Short problem
Spot each line that carries the word "storage"; copy those lines.

Listing
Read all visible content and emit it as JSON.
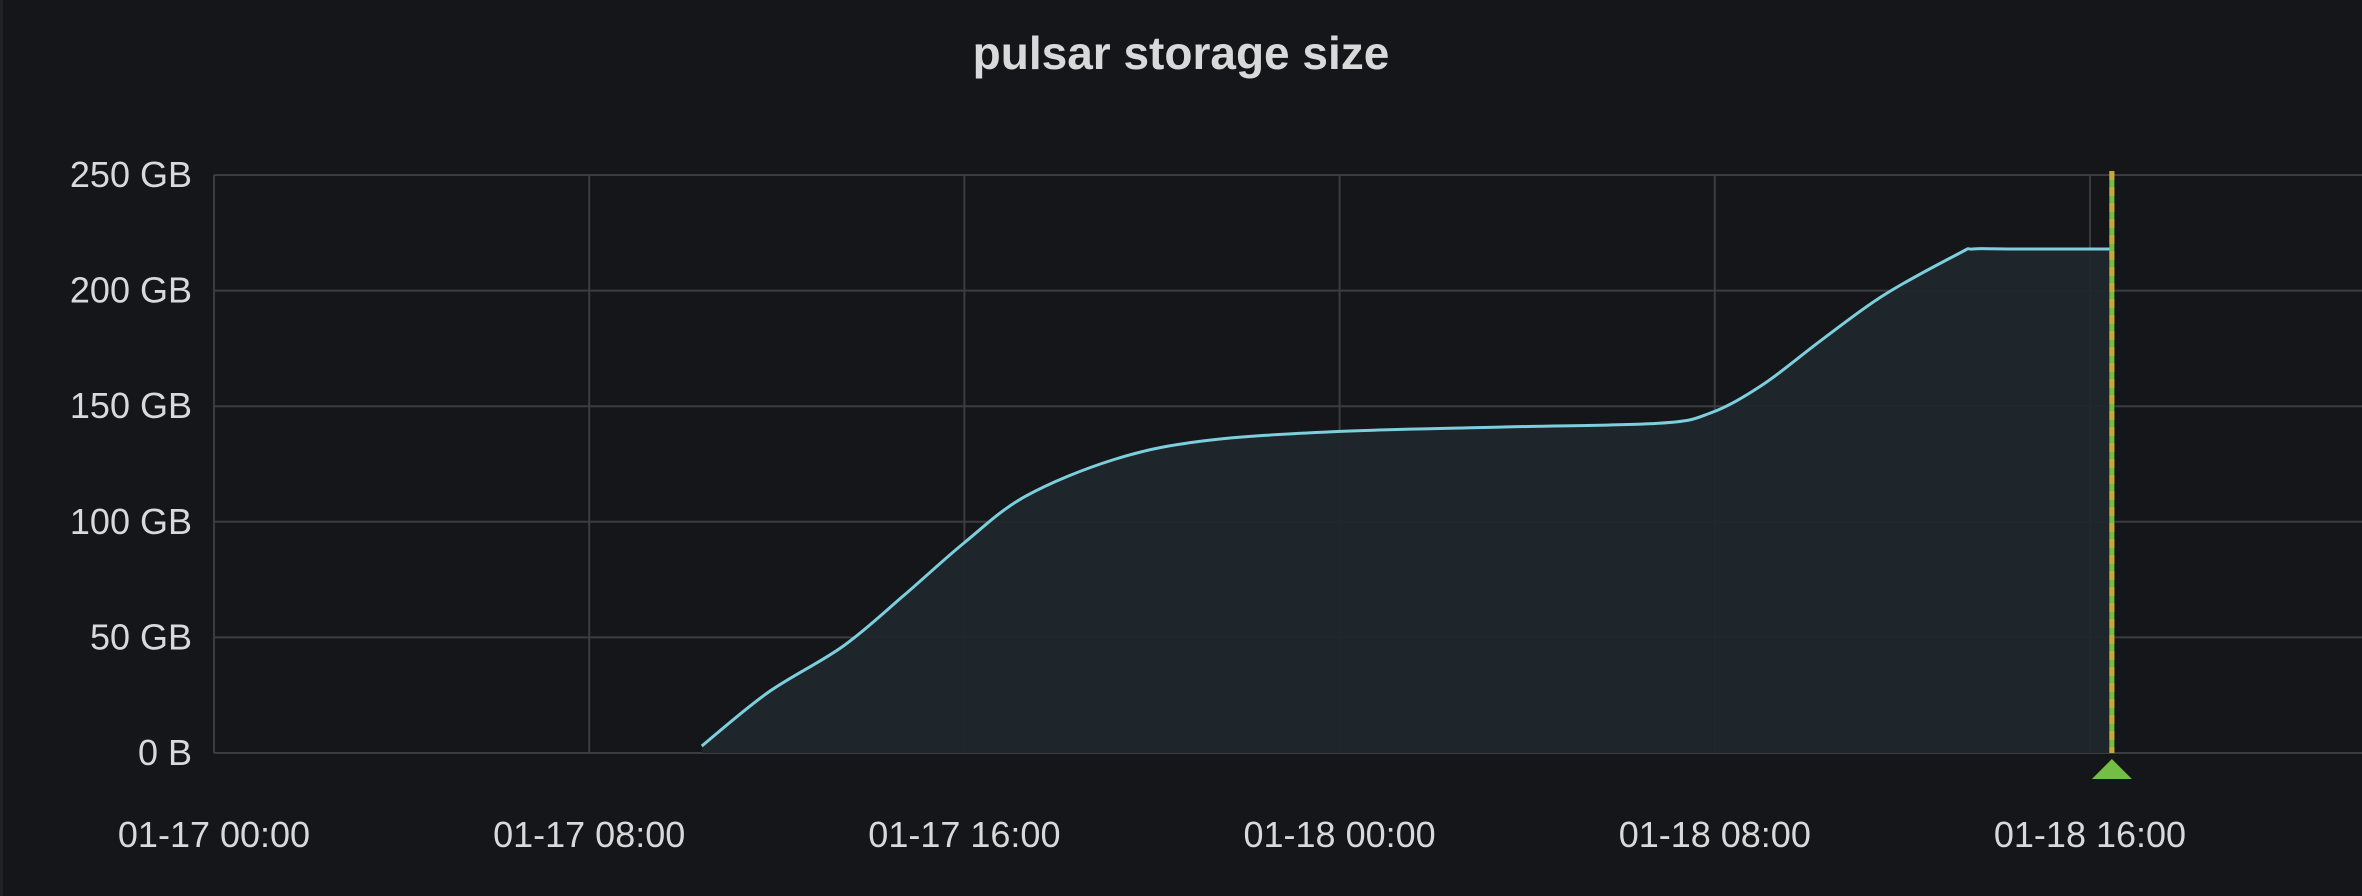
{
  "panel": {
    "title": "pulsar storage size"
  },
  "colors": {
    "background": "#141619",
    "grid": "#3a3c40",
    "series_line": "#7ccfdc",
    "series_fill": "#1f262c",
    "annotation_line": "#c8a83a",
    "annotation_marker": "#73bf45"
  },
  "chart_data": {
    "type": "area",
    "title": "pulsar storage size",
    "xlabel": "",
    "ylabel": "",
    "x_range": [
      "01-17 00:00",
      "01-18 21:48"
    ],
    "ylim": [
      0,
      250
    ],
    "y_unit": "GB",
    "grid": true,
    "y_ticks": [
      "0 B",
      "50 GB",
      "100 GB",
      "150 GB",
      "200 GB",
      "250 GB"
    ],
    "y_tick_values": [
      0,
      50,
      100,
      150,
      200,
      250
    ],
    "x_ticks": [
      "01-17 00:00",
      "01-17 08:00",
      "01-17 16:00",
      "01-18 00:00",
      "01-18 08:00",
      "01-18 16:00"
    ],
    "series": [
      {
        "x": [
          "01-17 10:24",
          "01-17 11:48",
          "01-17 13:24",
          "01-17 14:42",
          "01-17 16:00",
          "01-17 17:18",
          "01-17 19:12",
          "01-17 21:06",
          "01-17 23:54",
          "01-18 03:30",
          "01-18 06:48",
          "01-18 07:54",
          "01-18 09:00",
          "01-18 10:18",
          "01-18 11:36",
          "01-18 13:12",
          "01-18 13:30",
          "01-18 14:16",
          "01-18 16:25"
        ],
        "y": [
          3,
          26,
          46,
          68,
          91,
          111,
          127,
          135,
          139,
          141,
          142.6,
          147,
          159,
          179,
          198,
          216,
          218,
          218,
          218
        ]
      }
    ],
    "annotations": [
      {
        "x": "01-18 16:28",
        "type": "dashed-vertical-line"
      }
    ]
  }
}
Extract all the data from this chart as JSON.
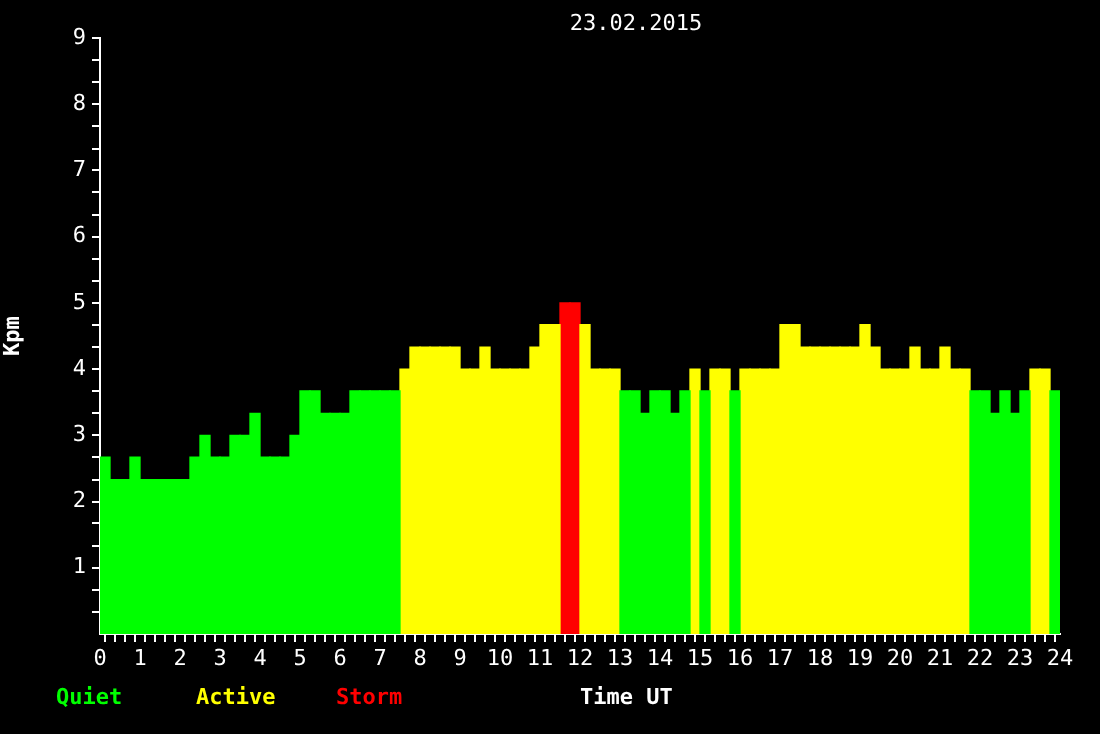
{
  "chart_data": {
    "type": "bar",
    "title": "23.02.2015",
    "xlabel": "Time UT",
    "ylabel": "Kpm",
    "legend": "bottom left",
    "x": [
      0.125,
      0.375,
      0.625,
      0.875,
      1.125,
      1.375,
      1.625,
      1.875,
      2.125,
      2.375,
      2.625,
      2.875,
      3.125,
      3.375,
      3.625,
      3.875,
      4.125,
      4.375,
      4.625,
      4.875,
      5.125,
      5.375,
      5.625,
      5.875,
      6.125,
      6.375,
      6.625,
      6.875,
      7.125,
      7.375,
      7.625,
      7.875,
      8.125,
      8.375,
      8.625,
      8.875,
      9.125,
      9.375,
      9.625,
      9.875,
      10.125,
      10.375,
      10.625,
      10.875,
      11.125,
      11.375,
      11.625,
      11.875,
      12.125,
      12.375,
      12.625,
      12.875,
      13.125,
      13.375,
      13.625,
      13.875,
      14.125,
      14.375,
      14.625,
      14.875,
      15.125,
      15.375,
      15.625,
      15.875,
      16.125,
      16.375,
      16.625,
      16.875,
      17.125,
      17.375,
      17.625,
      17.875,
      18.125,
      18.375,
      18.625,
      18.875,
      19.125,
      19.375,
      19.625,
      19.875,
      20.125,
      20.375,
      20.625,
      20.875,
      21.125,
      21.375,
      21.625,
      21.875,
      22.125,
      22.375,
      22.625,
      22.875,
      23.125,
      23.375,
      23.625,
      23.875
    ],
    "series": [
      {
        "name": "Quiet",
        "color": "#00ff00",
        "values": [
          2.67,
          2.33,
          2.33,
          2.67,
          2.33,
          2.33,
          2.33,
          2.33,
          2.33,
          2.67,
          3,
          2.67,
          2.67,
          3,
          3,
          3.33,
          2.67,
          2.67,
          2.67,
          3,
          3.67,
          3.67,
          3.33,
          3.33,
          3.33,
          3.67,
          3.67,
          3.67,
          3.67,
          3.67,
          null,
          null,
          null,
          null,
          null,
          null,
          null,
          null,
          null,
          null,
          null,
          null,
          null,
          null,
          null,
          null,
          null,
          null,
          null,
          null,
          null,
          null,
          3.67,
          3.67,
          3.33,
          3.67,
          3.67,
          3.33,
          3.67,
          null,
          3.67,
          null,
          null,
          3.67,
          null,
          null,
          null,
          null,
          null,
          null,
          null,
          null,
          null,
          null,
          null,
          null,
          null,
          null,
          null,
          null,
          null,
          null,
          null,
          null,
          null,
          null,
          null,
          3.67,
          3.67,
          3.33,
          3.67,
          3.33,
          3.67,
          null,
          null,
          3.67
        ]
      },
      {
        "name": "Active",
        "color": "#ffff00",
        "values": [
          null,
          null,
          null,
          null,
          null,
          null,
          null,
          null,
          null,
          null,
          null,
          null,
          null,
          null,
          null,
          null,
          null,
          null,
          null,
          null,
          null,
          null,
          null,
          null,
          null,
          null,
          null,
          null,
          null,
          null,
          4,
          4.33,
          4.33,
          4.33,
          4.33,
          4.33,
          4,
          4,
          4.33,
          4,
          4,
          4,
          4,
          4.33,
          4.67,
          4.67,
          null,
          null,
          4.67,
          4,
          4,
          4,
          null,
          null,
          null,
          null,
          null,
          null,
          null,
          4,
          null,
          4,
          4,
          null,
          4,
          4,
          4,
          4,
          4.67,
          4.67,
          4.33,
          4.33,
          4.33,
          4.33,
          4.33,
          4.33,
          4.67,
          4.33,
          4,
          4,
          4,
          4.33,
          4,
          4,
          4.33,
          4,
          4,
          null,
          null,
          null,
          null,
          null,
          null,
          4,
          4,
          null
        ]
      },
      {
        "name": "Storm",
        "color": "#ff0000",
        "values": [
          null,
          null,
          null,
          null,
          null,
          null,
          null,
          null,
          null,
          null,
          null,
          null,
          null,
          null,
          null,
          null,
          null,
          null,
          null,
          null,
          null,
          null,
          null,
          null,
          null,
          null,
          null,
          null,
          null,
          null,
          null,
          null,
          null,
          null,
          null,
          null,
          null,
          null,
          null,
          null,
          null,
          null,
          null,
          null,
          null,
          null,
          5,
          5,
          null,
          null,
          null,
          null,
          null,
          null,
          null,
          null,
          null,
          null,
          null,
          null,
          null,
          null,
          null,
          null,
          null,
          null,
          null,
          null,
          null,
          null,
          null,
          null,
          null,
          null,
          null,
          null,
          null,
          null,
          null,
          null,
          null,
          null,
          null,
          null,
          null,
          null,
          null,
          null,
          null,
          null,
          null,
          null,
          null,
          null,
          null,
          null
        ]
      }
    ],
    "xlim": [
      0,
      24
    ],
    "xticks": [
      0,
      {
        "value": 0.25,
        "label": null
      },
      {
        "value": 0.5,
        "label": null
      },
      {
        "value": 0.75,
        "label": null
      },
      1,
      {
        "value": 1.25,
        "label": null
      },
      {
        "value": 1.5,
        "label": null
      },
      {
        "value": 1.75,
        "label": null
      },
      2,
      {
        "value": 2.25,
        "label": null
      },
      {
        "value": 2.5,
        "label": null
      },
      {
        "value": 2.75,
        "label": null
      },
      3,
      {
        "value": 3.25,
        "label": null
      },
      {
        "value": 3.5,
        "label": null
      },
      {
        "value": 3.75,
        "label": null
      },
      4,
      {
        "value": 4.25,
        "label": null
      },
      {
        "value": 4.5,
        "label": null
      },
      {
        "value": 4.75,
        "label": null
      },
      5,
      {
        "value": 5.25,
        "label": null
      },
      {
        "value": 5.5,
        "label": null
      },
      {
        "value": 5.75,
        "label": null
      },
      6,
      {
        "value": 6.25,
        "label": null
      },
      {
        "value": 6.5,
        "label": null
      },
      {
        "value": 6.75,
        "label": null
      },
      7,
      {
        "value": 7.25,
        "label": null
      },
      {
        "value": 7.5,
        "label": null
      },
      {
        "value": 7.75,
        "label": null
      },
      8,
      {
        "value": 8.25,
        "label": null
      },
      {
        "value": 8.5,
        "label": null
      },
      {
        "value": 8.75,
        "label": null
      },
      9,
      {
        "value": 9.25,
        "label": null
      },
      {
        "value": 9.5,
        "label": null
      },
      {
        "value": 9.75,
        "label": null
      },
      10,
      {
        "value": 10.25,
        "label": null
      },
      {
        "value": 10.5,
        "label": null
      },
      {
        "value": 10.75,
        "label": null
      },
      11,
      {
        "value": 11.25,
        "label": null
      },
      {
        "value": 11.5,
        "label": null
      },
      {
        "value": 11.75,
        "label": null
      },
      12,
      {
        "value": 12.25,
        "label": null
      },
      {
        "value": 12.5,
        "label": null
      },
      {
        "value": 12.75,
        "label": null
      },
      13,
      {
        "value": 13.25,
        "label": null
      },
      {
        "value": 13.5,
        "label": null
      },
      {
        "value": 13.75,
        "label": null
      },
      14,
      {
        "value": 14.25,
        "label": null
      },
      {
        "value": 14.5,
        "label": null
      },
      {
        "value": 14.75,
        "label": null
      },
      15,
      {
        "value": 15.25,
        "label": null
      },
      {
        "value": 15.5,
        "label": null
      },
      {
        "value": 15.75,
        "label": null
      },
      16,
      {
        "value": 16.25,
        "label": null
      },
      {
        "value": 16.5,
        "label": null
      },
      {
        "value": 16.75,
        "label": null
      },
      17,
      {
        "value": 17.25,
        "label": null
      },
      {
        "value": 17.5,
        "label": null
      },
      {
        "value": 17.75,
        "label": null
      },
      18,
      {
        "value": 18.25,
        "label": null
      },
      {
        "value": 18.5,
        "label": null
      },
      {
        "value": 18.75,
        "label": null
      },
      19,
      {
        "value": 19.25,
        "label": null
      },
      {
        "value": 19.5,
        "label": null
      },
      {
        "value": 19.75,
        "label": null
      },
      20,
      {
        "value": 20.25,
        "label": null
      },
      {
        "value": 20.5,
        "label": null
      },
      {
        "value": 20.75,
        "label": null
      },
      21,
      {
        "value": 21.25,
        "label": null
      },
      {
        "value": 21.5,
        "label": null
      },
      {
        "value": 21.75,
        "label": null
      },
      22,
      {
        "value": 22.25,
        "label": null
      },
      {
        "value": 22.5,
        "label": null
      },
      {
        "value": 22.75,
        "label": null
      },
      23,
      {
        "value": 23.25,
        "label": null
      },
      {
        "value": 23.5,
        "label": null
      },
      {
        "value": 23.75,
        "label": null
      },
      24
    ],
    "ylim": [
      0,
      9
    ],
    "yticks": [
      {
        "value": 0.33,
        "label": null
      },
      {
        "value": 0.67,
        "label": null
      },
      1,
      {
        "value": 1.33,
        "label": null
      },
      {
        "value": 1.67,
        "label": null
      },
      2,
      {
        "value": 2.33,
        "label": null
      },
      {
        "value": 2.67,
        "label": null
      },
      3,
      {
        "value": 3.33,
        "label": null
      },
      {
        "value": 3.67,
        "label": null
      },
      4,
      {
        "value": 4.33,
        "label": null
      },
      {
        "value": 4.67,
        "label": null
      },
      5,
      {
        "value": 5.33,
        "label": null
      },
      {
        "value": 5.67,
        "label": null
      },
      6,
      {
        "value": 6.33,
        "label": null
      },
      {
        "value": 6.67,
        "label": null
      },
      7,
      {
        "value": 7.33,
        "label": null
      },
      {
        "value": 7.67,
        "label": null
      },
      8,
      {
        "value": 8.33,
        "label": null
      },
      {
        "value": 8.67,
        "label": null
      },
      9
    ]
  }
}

Answer below
    "title": "pulsar storage size"
    "title": "pulsar storage size",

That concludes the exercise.